+++ MATERIAL PROVIDED

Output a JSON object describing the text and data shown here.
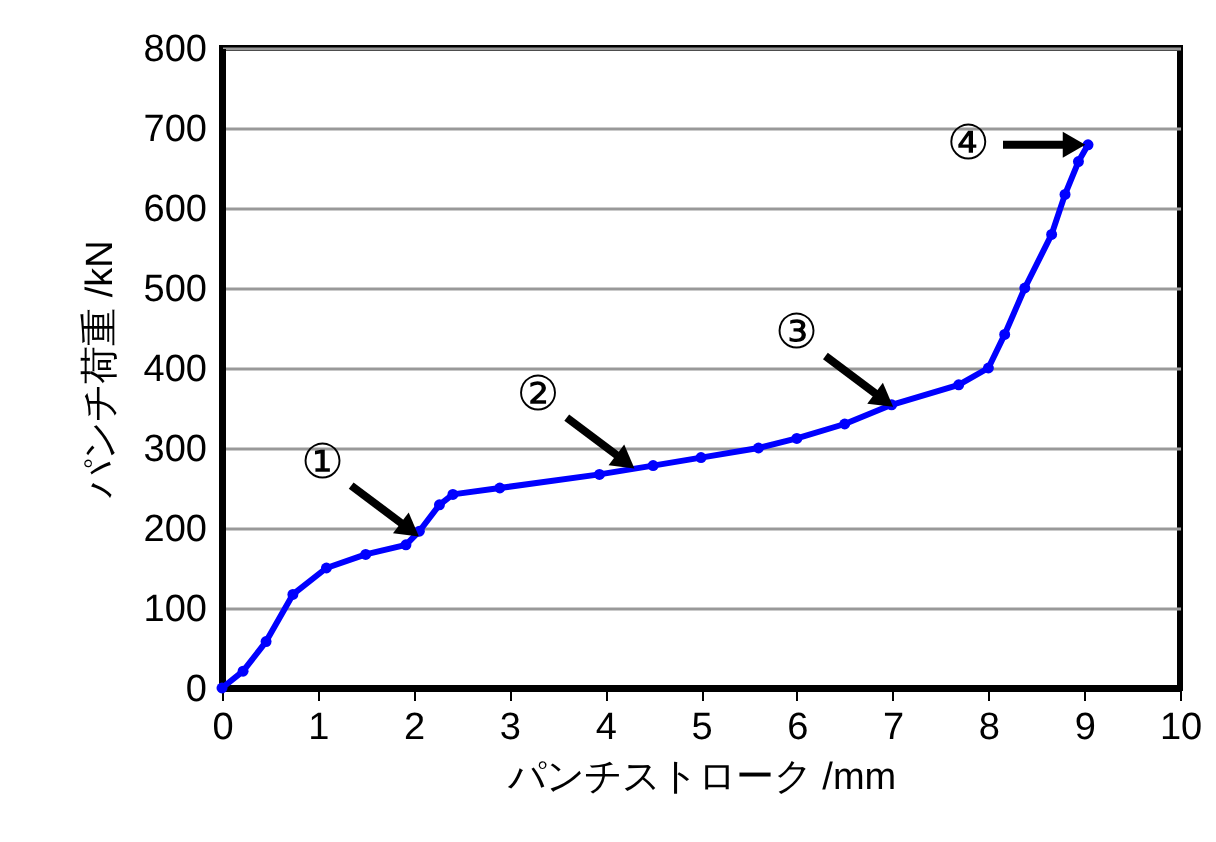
{
  "chart_data": {
    "type": "line",
    "xlabel": "パンチストローク /mm",
    "ylabel": "パンチ荷重 /kN",
    "xlim": [
      0,
      10
    ],
    "xticks": [
      0,
      1,
      2,
      3,
      4,
      5,
      6,
      7,
      8,
      9,
      10
    ],
    "ylim": [
      0,
      800
    ],
    "yticks": [
      0,
      100,
      200,
      300,
      400,
      500,
      600,
      700,
      800
    ],
    "grid": "y",
    "marker": "circle",
    "line_style": "solid",
    "series": [
      {
        "color": "#0000ff",
        "x": [
          0,
          0.22,
          0.46,
          0.74,
          1.09,
          1.5,
          1.92,
          2.06,
          2.27,
          2.41,
          2.9,
          3.94,
          4.5,
          5,
          5.6,
          6,
          6.5,
          6.99,
          7.69,
          8.0,
          8.17,
          8.38,
          8.66,
          8.8,
          8.94,
          9.04
        ],
        "values": [
          0,
          21,
          58,
          117,
          150,
          167,
          179,
          196,
          229,
          242,
          250,
          267,
          278,
          288,
          300,
          312,
          330,
          354,
          379,
          400,
          442,
          500,
          567,
          617,
          658,
          679
        ]
      }
    ],
    "annotations": [
      {
        "text": "①",
        "x": 2.05,
        "y": 190
      },
      {
        "text": "②",
        "x": 4.3,
        "y": 275
      },
      {
        "text": "③",
        "x": 7.0,
        "y": 352
      },
      {
        "text": "④",
        "x": 9.0,
        "y": 679
      }
    ]
  }
}
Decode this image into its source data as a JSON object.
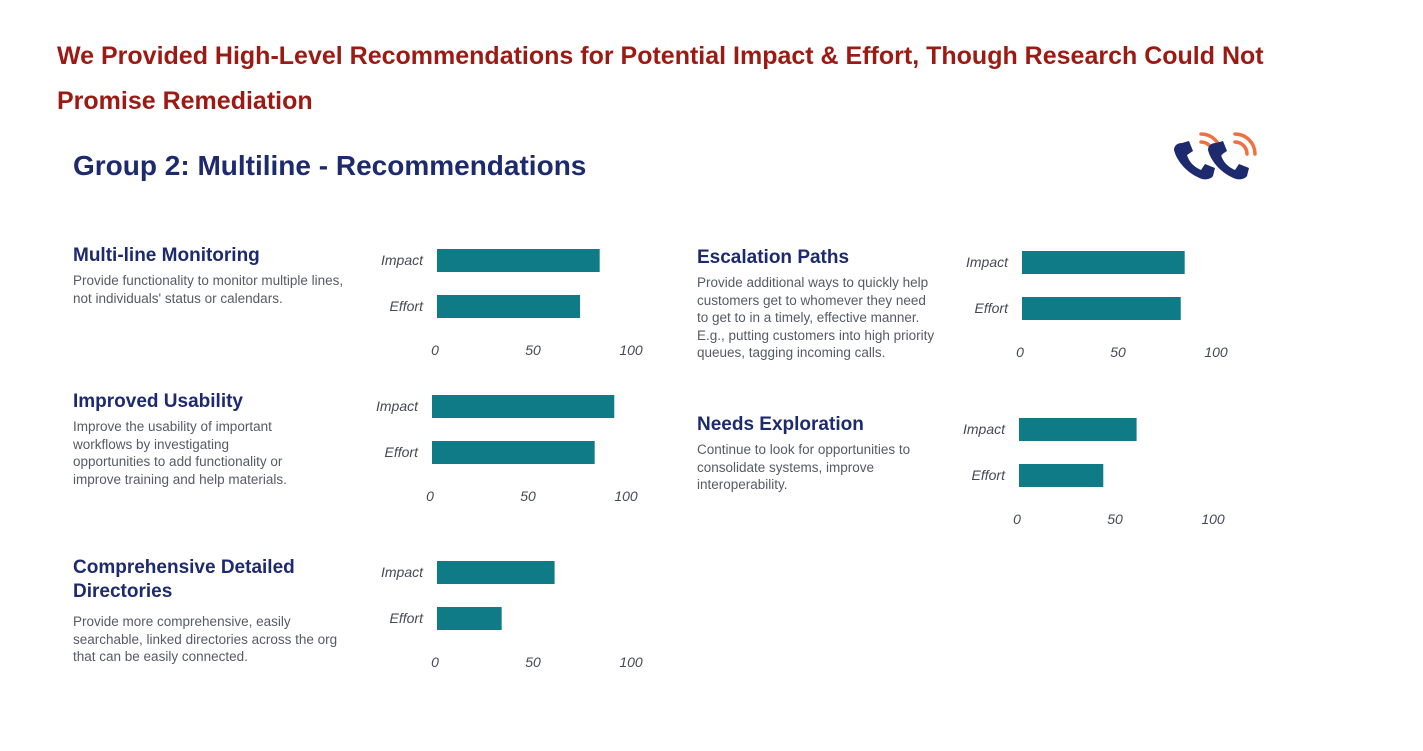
{
  "slide": {
    "title": "We Provided High-Level Recommendations for Potential Impact & Effort, Though Research Could Not Promise Remediation",
    "subtitle": "Group 2: Multiline - Recommendations"
  },
  "icons": {
    "phone": "phone-ringing-icon"
  },
  "colors": {
    "bar": "#0e7b87",
    "title": "#9c1a14",
    "heading": "#1d2a6e",
    "body": "#555b66"
  },
  "recommendations": [
    {
      "title": "Multi-line Monitoring",
      "body": "Provide functionality to monitor multiple lines, not individuals' status or calendars."
    },
    {
      "title": "Improved Usability",
      "body": "Improve the usability of important workflows by investigating opportunities to add functionality or improve training and help materials."
    },
    {
      "title": "Comprehensive Detailed Directories",
      "body": "Provide more comprehensive, easily searchable, linked directories across the org that can be easily connected."
    },
    {
      "title": "Escalation Paths",
      "body": "Provide additional ways to quickly help customers get to whomever they need to get to in a timely, effective manner. E.g., putting customers into high priority queues, tagging incoming calls."
    },
    {
      "title": "Needs Exploration",
      "body": "Continue to look for opportunities to consolidate systems, improve interoperability."
    }
  ],
  "chart_data": [
    {
      "type": "bar",
      "orientation": "horizontal",
      "title": "Multi-line Monitoring",
      "categories": [
        "Impact",
        "Effort"
      ],
      "values": [
        83,
        73
      ],
      "xlim": [
        0,
        100
      ],
      "xticks": [
        0,
        50,
        100
      ]
    },
    {
      "type": "bar",
      "orientation": "horizontal",
      "title": "Improved Usability",
      "categories": [
        "Impact",
        "Effort"
      ],
      "values": [
        93,
        83
      ],
      "xlim": [
        0,
        100
      ],
      "xticks": [
        0,
        50,
        100
      ]
    },
    {
      "type": "bar",
      "orientation": "horizontal",
      "title": "Comprehensive Detailed Directories",
      "categories": [
        "Impact",
        "Effort"
      ],
      "values": [
        60,
        33
      ],
      "xlim": [
        0,
        100
      ],
      "xticks": [
        0,
        50,
        100
      ]
    },
    {
      "type": "bar",
      "orientation": "horizontal",
      "title": "Escalation Paths",
      "categories": [
        "Impact",
        "Effort"
      ],
      "values": [
        83,
        81
      ],
      "xlim": [
        0,
        100
      ],
      "xticks": [
        0,
        50,
        100
      ]
    },
    {
      "type": "bar",
      "orientation": "horizontal",
      "title": "Needs Exploration",
      "categories": [
        "Impact",
        "Effort"
      ],
      "values": [
        60,
        43
      ],
      "xlim": [
        0,
        100
      ],
      "xticks": [
        0,
        50,
        100
      ]
    }
  ]
}
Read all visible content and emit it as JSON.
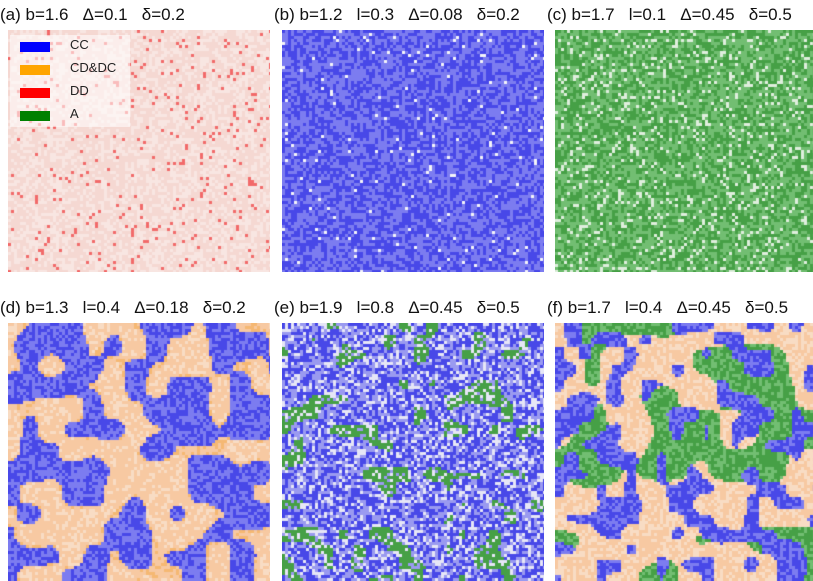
{
  "legend": {
    "items": [
      {
        "label": "CC",
        "color": "#0000ff"
      },
      {
        "label": "CD&DC",
        "color": "#ffa500"
      },
      {
        "label": "DD",
        "color": "#ff0000"
      },
      {
        "label": "A",
        "color": "#008000"
      }
    ]
  },
  "panels": [
    {
      "title": "(a) b=1.6   Δ=0.1   δ=0.2",
      "pattern": "sparse-red"
    },
    {
      "title": "(b) b=1.2   l=0.3   Δ=0.08   δ=0.2",
      "pattern": "dense-blue"
    },
    {
      "title": "(c) b=1.7   l=0.1   Δ=0.45   δ=0.5",
      "pattern": "dense-green"
    },
    {
      "title": "(d) b=1.3   l=0.4   Δ=0.18   δ=0.2",
      "pattern": "blue-islands"
    },
    {
      "title": "(e) b=1.9   l=0.8   Δ=0.45   δ=0.5",
      "pattern": "blue-green-noise"
    },
    {
      "title": "(f) b=1.7   l=0.4   Δ=0.45   δ=0.5",
      "pattern": "mixed-clusters"
    }
  ]
}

++++++

AIM -> Filter lines by "pattern" and return each hit.

SOLUTION ->
      "pattern": "sparse-red"
      "pattern": "dense-blue"
      "pattern": "dense-green"
      "pattern": "blue-islands"
      "pattern": "blue-green-noise"
      "pattern": "mixed-clusters"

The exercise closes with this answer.